EXTRACT PROVIDED:
Choosy Morons, Choose Jif
Luckily, I’m only writing about it – so let’s have at ‘er shall we?
For some unknown reason, there is a severe shortage of Jif peanut butter on the shelves of local supermarkets and I am left nursing ulcers from imploded rage over it. Jiff peanut butter has been a daily staple for, like, only my whole life! It's the secret to my life force.
In vain, I have visited every store, supermarket, corner shop, and local grocers within a 20-mile radius. I can literally feel my sperm supply dwindling down to nothing even as I type this. I’m not sure how much longer I, or my sperm, can go without my Jif Extra Creamy. And if ‘Little Elvis’ doesn’t get his peanut butter sandwich he doesn’t go on stage, dig?
My junk probably has the consistency of chicken broth by now. What’s my girlfriend going to think?

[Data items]
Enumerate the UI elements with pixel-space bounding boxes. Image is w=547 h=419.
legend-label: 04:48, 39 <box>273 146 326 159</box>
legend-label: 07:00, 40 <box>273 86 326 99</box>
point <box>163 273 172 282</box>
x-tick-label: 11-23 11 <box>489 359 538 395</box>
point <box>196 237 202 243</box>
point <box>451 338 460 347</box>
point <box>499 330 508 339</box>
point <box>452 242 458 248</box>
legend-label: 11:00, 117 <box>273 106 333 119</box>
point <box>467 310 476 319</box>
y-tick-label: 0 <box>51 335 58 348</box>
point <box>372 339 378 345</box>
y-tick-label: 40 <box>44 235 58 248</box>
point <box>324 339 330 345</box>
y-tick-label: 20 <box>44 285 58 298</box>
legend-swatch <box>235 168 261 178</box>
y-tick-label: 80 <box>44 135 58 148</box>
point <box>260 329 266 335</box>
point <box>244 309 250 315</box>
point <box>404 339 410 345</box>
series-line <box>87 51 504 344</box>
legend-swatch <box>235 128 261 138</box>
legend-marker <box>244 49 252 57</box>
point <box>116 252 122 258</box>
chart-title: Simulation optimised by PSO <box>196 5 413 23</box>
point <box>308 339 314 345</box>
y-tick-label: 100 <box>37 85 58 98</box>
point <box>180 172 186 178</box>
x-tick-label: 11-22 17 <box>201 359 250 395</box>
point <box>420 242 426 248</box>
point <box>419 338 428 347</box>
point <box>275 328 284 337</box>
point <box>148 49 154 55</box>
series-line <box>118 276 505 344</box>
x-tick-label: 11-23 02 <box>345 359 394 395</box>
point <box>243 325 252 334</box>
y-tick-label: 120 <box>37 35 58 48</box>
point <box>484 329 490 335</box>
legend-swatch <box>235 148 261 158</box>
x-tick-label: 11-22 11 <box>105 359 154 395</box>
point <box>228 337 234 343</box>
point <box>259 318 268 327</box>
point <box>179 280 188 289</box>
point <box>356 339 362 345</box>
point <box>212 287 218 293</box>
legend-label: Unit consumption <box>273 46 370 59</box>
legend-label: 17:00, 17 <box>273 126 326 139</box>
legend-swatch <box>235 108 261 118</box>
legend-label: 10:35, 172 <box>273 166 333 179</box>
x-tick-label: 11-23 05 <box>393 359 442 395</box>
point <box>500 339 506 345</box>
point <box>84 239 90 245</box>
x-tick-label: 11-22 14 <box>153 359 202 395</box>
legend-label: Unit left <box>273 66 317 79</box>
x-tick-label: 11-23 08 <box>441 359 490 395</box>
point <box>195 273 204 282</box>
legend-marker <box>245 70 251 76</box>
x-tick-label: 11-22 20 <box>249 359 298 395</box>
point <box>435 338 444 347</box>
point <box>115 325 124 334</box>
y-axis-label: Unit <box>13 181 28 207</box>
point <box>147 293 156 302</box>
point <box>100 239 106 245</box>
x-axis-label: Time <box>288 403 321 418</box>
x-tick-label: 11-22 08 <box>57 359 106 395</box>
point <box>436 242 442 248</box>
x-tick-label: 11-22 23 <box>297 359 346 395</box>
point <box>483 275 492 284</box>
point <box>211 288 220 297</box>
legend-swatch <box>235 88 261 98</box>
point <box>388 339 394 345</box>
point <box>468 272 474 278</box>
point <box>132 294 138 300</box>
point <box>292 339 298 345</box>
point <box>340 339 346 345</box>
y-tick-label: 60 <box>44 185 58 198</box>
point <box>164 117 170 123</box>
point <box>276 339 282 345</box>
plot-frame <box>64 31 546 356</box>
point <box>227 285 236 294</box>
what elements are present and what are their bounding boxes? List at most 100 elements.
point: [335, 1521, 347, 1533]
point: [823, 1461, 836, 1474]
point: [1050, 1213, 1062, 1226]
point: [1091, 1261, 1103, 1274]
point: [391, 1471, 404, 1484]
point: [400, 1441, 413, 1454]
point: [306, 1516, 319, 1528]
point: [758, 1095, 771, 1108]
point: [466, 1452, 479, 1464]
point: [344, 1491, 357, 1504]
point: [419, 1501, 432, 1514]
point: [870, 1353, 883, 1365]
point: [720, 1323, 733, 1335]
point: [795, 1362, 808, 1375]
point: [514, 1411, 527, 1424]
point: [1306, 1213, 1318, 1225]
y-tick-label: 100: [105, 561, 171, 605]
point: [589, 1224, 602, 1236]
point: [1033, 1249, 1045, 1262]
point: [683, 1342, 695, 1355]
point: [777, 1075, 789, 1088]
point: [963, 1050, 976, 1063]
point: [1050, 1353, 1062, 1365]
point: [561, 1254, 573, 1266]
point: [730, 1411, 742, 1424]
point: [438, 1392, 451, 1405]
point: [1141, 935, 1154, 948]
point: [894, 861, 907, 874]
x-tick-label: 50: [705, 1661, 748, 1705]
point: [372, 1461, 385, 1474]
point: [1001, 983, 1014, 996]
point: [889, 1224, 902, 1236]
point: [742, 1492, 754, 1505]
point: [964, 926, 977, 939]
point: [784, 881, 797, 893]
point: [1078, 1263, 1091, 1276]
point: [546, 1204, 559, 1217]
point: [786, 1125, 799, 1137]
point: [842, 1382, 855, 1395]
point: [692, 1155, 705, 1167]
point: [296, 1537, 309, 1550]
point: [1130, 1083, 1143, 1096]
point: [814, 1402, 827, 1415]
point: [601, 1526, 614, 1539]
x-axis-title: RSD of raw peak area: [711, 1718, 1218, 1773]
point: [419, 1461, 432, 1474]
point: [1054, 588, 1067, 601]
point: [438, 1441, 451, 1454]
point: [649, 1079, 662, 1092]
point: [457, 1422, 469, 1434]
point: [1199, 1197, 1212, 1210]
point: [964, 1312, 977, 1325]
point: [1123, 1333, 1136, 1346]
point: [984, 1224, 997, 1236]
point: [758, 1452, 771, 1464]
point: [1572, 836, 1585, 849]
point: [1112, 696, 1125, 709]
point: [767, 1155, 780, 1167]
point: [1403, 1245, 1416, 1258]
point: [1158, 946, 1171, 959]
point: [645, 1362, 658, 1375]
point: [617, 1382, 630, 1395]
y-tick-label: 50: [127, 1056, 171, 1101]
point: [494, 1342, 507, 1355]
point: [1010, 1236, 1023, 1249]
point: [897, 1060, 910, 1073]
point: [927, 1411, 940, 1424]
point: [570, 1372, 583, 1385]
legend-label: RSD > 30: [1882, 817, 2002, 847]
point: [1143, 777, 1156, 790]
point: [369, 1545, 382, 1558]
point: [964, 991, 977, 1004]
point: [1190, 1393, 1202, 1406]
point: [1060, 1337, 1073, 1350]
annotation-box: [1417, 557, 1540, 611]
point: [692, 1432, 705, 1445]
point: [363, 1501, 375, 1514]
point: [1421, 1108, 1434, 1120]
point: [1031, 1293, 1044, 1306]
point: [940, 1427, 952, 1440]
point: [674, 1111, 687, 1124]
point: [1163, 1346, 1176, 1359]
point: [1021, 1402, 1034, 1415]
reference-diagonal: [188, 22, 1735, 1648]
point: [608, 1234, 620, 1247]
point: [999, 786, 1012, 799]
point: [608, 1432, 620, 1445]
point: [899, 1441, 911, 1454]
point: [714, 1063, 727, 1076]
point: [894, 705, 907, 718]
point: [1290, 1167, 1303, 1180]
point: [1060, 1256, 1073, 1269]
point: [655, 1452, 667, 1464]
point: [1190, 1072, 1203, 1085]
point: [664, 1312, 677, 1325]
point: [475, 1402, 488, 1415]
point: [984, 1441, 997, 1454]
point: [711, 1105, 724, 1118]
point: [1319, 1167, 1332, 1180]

WORK ITEM A: In the Jif shortage post, within what distance has the writer searched stores for Jif peanut butter?
WORK ITEM B: Retype the part of the Jif shortage post that opens with the words containing "Choosy Morons, Choose" and closes with "on stage, dig?".
WORK ITEM C: Extend the Jif shortage post, picking up right after its final sentence.
The records have nothing to do with the Jif shortage post.

REPLY A: Within a 20-mile radius.

REPLY B:
Choosy Morons, Choose Jif
Luckily, I’m only writing about it – so let’s have at ‘er shall we?
For some unknown reason, there is a severe shortage of Jif peanut butter on the shelves of local supermarkets and I am left nursing ulcers from imploded rage over it. Jiff peanut butter has been a daily staple for, like, only my whole life! It's the secret to my life force.
In vain, I have visited every store, supermarket, corner shop, and local grocers within a 20-mile radius. I can literally feel my sperm supply dwindling down to nothing even as I type this. I’m not sure how much longer I, or my sperm, can go without my Jif Extra Creamy. And if ‘Little Elvis’ doesn’t get his peanut butter sandwich he doesn’t go on stage, dig?

REPLY C:
It’s hard to feel like “the man” when you’re blowing powdered milk during sex. Lord knows I could use all the help I can get! After all the toxic poisons I voluntarily ingested in University, my children will inevitably rival the alien crew of the Starship Enterprise without some assistance – namely, my regular fix of Jif.
Maybe if my mom hadn’t been such a “choosy” bitch back when I was kid I might not have had this desperate affliction in the first place.
As it is now, there is no other peanut butter besides Jif. I’d rather spread dog shit on my toast than use Kraft, Skippy or any of the sweetened no-name brands available at the Bulk Barn. And the unsweetened varieties taste like pure evil.